Stated problem => Retype the records below exactly as they appear.

###

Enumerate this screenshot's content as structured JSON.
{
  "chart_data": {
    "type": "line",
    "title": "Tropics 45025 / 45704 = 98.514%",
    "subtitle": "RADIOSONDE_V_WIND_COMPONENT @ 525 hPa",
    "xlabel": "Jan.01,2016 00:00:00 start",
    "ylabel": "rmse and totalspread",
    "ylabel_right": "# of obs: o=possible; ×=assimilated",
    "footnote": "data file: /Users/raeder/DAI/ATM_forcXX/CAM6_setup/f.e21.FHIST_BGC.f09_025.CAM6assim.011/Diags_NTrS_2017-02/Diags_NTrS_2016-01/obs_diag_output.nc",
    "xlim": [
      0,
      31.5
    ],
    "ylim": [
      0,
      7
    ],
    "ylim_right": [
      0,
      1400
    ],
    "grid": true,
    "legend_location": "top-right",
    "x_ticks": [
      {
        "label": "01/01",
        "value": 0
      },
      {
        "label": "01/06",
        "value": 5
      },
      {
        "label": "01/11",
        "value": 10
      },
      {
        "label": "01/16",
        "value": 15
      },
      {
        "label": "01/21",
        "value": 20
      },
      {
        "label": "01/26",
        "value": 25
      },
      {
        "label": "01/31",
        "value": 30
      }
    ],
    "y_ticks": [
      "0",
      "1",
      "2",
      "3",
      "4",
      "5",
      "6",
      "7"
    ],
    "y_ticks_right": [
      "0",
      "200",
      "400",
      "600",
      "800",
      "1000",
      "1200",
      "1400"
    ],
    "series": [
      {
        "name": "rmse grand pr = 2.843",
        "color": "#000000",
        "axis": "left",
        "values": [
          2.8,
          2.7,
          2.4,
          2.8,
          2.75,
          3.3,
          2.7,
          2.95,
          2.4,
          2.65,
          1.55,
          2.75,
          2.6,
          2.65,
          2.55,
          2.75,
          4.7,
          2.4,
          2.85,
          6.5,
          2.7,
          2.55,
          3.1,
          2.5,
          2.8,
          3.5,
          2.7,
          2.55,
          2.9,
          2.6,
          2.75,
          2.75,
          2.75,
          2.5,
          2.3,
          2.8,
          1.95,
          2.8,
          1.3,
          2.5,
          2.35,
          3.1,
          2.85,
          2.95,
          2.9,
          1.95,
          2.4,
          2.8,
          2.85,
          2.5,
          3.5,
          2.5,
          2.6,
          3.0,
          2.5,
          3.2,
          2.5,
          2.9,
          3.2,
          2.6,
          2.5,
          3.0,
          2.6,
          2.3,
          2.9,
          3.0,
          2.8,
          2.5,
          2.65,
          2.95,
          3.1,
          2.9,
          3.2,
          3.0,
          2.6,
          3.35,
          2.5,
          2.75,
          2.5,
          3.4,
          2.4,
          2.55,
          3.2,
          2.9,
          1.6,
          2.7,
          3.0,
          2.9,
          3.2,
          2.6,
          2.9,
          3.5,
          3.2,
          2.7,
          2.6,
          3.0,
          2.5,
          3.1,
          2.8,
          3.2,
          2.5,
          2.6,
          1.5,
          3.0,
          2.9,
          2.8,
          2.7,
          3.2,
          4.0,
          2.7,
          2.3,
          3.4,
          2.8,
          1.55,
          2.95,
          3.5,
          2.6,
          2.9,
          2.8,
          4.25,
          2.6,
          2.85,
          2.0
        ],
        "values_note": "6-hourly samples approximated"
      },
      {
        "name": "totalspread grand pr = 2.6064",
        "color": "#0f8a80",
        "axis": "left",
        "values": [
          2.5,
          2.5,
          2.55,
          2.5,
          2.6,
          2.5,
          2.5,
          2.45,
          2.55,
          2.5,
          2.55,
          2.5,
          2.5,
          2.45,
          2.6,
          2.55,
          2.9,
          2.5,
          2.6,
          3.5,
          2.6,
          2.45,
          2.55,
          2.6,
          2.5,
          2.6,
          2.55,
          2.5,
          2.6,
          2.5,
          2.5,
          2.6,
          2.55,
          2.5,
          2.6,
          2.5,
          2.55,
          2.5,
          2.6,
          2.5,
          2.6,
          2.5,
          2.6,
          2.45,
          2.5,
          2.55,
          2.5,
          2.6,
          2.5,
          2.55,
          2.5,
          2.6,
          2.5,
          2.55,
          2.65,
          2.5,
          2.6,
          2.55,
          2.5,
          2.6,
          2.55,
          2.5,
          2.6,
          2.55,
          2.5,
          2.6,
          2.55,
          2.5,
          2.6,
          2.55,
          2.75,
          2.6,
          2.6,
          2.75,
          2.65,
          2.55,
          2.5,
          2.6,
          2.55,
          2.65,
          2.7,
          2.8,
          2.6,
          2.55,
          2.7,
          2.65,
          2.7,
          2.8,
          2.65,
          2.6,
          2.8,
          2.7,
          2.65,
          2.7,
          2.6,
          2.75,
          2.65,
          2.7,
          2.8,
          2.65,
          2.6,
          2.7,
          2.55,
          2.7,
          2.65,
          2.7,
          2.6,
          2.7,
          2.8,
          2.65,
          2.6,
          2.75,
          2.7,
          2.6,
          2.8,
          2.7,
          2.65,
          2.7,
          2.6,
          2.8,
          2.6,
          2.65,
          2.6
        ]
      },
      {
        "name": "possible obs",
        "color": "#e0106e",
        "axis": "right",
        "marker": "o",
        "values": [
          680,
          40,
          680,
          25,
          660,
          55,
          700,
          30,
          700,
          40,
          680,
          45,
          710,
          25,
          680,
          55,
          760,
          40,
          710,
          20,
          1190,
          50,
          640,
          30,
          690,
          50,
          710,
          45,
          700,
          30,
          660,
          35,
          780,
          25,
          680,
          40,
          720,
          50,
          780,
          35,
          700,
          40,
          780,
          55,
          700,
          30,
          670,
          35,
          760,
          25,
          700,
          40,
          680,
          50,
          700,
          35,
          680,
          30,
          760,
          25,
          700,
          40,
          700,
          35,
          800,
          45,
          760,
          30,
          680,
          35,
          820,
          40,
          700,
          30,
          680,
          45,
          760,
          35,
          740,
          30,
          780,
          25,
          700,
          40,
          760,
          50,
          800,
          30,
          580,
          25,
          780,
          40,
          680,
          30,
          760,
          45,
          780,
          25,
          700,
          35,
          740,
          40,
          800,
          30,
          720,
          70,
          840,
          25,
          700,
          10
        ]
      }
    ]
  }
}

###

Problem solution =>
Enumerate this screenshot's content as structured JSON.
{
  "chart_data": {
    "type": "line",
    "title": "Tropics 45025 / 45704 = 98.514%",
    "subtitle": "RADIOSONDE_V_WIND_COMPONENT @ 525 hPa",
    "xlabel": "Jan.01,2016 00:00:00 start",
    "ylabel": "rmse and totalspread",
    "ylabel_right": "# of obs: o=possible; ×=assimilated",
    "footnote": "data file: /Users/raeder/DAI/ATM_forcXX/CAM6_setup/f.e21.FHIST_BGC.f09_025.CAM6assim.011/Diags_NTrS_2017-02/Diags_NTrS_2016-01/obs_diag_output.nc",
    "xlim": [
      0,
      31.5
    ],
    "ylim": [
      0,
      7
    ],
    "ylim_right": [
      0,
      1400
    ],
    "grid": true,
    "legend_location": "top-right",
    "x_ticks": [
      {
        "label": "01/01",
        "value": 0
      },
      {
        "label": "01/06",
        "value": 5
      },
      {
        "label": "01/11",
        "value": 10
      },
      {
        "label": "01/16",
        "value": 15
      },
      {
        "label": "01/21",
        "value": 20
      },
      {
        "label": "01/26",
        "value": 25
      },
      {
        "label": "01/31",
        "value": 30
      }
    ],
    "y_ticks": [
      "0",
      "1",
      "2",
      "3",
      "4",
      "5",
      "6",
      "7"
    ],
    "y_ticks_right": [
      "0",
      "200",
      "400",
      "600",
      "800",
      "1000",
      "1200",
      "1400"
    ],
    "series": [
      {
        "name": "rmse grand pr = 2.843",
        "color": "#000000",
        "axis": "left",
        "values": [
          2.8,
          2.7,
          2.4,
          2.8,
          2.75,
          3.3,
          2.7,
          2.95,
          2.4,
          2.65,
          1.55,
          2.75,
          2.6,
          2.65,
          2.55,
          2.75,
          4.7,
          2.4,
          2.85,
          6.5,
          2.7,
          2.55,
          3.1,
          2.5,
          2.8,
          3.5,
          2.7,
          2.55,
          2.9,
          2.6,
          2.75,
          2.75,
          2.75,
          2.5,
          2.3,
          2.8,
          1.95,
          2.8,
          1.3,
          2.5,
          2.35,
          3.1,
          2.85,
          2.95,
          2.9,
          1.95,
          2.4,
          2.8,
          2.85,
          2.5,
          3.5,
          2.5,
          2.6,
          3.0,
          2.5,
          3.2,
          2.5,
          2.9,
          3.2,
          2.6,
          2.5,
          3.0,
          2.6,
          2.3,
          2.9,
          3.0,
          2.8,
          2.5,
          2.65,
          2.95,
          3.1,
          2.9,
          3.2,
          3.0,
          2.6,
          3.35,
          2.5,
          2.75,
          2.5,
          3.4,
          2.4,
          2.55,
          3.2,
          2.9,
          1.6,
          2.7,
          3.0,
          2.9,
          3.2,
          2.6,
          2.9,
          3.5,
          3.2,
          2.7,
          2.6,
          3.0,
          2.5,
          3.1,
          2.8,
          3.2,
          2.5,
          2.6,
          1.5,
          3.0,
          2.9,
          2.8,
          2.7,
          3.2,
          4.0,
          2.7,
          2.3,
          3.4,
          2.8,
          1.55,
          2.95,
          3.5,
          2.6,
          2.9,
          2.8,
          4.25,
          2.6,
          2.85,
          2.0
        ],
        "values_note": "6-hourly samples approximated"
      },
      {
        "name": "totalspread grand pr = 2.6064",
        "color": "#0f8a80",
        "axis": "left",
        "values": [
          2.5,
          2.5,
          2.55,
          2.5,
          2.6,
          2.5,
          2.5,
          2.45,
          2.55,
          2.5,
          2.55,
          2.5,
          2.5,
          2.45,
          2.6,
          2.55,
          2.9,
          2.5,
          2.6,
          3.5,
          2.6,
          2.45,
          2.55,
          2.6,
          2.5,
          2.6,
          2.55,
          2.5,
          2.6,
          2.5,
          2.5,
          2.6,
          2.55,
          2.5,
          2.6,
          2.5,
          2.55,
          2.5,
          2.6,
          2.5,
          2.6,
          2.5,
          2.6,
          2.45,
          2.5,
          2.55,
          2.5,
          2.6,
          2.5,
          2.55,
          2.5,
          2.6,
          2.5,
          2.55,
          2.65,
          2.5,
          2.6,
          2.55,
          2.5,
          2.6,
          2.55,
          2.5,
          2.6,
          2.55,
          2.5,
          2.6,
          2.55,
          2.5,
          2.6,
          2.55,
          2.75,
          2.6,
          2.6,
          2.75,
          2.65,
          2.55,
          2.5,
          2.6,
          2.55,
          2.65,
          2.7,
          2.8,
          2.6,
          2.55,
          2.7,
          2.65,
          2.7,
          2.8,
          2.65,
          2.6,
          2.8,
          2.7,
          2.65,
          2.7,
          2.6,
          2.75,
          2.65,
          2.7,
          2.8,
          2.65,
          2.6,
          2.7,
          2.55,
          2.7,
          2.65,
          2.7,
          2.6,
          2.7,
          2.8,
          2.65,
          2.6,
          2.75,
          2.7,
          2.6,
          2.8,
          2.7,
          2.65,
          2.7,
          2.6,
          2.8,
          2.6,
          2.65,
          2.6
        ]
      },
      {
        "name": "possible obs",
        "color": "#e0106e",
        "axis": "right",
        "marker": "o",
        "values": [
          680,
          40,
          680,
          25,
          660,
          55,
          700,
          30,
          700,
          40,
          680,
          45,
          710,
          25,
          680,
          55,
          760,
          40,
          710,
          20,
          1190,
          50,
          640,
          30,
          690,
          50,
          710,
          45,
          700,
          30,
          660,
          35,
          780,
          25,
          680,
          40,
          720,
          50,
          780,
          35,
          700,
          40,
          780,
          55,
          700,
          30,
          670,
          35,
          760,
          25,
          700,
          40,
          680,
          50,
          700,
          35,
          680,
          30,
          760,
          25,
          700,
          40,
          700,
          35,
          800,
          45,
          760,
          30,
          680,
          35,
          820,
          40,
          700,
          30,
          680,
          45,
          760,
          35,
          740,
          30,
          780,
          25,
          700,
          40,
          760,
          50,
          800,
          30,
          580,
          25,
          780,
          40,
          680,
          30,
          760,
          45,
          780,
          25,
          700,
          35,
          740,
          40,
          800,
          30,
          720,
          70,
          840,
          25,
          700,
          10
        ]
      }
    ]
  }
}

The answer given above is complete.